> Stated problem 1
In the musical review, rewrite the passage starting at "With Western influences" and ending at "and colourful way.", replacing "colourful" with "colorful".
> Stated problem 2
According to the musical review, which Cree ballad opens the series of cabaret tunes?
> Stated problem 3
Continue the musical review from the point where it stops.

> Supplied text
_ _ _ _ _

What the show brings to the stage : For BC viewers this is a singular piece because of all the Central Canada native Cree, French-Canadian, and Metis influences that converge in a uniquely Lovely time and place.

With Western influences being a mix in recent years mostly of WASP, South Asian and oriental folk, to hear stories and tales that spring from post-contact native generations who mix and cohabit and populate with French immigrants and their descendent Quebecois is eye- and ear-opening in a rich and colourful way. 

Mistress may be called a "small-town musical" but really it's just a fleshed-out series of cabaret tunes starting with the Cree ballad "Taansi, Nimiss" (Welcome, sister!) that sets the stage for "songs we're going to sing".

_ _ _ _ _

> Data segment
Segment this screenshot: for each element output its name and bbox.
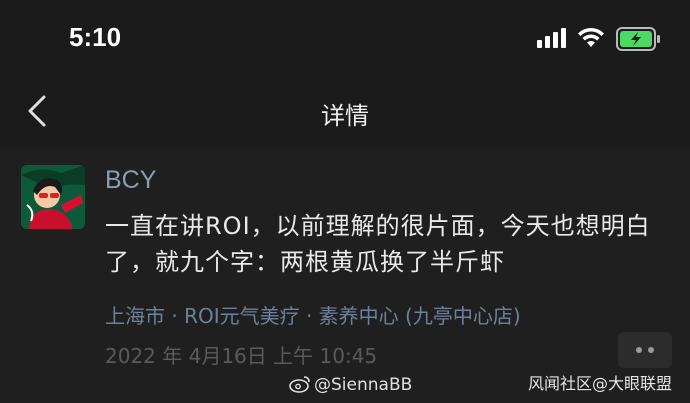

_ _ _ _ _

> Exercise response 1
With Western influences being a mix in recent years mostly of WASP, South Asian and oriental folk, to hear stories and tales that spring from post-contact native generations who mix and cohabit and populate with French immigrants and their descendent Quebecois is eye- and ear-opening in a rich and colorful way.

> Exercise response 2
"Taansi, Nimiss" (Welcome, sister!)

> Exercise response 3
Eleven songs in all by the Highway / Cano collaboration that each tells a tale of love, loss and sizzling snatches of sex : "It was so hot in Rio de Janiero they wore nothing but dental floss to go shopping!" Cano sings of one such letter-writer's escapade. 

Letter after letter, story after story : widow Eva Pocket who hooked up, fatefully, with Marly Fitzsimmons from N'Awlins. Diane Gagnon who ran back to mom's in Lovely to escape her boring taxi dispatcher husband and the kids. He writes plaintive futile pleas for her to return. 

From a younger perspective there's eight-year-old Babette whose mom, madly estranged from dad, has 100% forbidden her to see him. So Babette writes instead "How long you have been playing in such a wondrous land!" This pain from a Grade 3 hand that cries out from back east as she gazes up at Ursa Major and Ursa Minor in the song "Oh Little Bear". And aches.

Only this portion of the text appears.